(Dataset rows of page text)
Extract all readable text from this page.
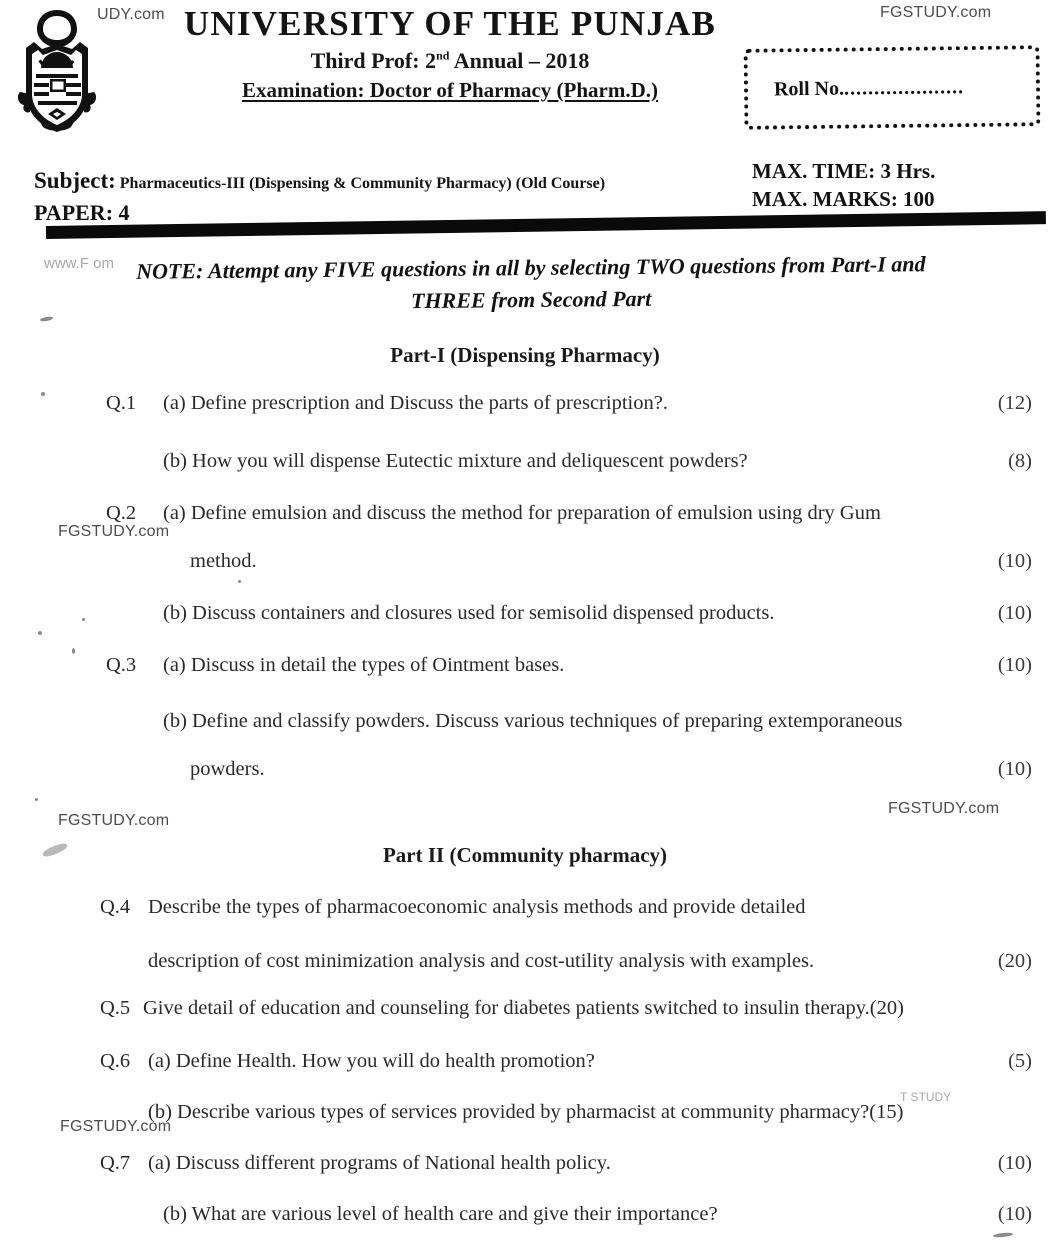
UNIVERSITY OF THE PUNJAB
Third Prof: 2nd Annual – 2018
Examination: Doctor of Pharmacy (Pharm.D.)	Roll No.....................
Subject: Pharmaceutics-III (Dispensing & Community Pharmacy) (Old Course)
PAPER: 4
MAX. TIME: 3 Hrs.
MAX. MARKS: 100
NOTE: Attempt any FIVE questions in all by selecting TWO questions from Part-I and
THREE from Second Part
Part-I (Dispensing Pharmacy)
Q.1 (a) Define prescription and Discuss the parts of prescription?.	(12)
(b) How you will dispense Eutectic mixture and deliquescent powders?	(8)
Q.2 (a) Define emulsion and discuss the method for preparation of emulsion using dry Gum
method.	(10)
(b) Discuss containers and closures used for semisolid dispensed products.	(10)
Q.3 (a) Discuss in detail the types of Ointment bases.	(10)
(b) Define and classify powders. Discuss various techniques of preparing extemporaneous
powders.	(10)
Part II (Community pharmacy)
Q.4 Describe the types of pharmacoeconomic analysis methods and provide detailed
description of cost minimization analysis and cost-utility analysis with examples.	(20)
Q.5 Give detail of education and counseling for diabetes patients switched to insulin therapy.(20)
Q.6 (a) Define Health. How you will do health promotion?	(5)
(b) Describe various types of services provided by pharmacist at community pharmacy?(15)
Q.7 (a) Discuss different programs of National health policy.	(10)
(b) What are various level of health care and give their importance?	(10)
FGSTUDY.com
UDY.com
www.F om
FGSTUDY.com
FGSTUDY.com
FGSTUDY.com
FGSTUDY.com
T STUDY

What you are asked to do = Bring together every line in the entries that holds the string "health".

Reply =
Q.6 (a) Define Health. How you will do health promotion?	(5)
Q.7 (a) Discuss different programs of National health policy.	(10)
(b) What are various level of health care and give their importance?	(10)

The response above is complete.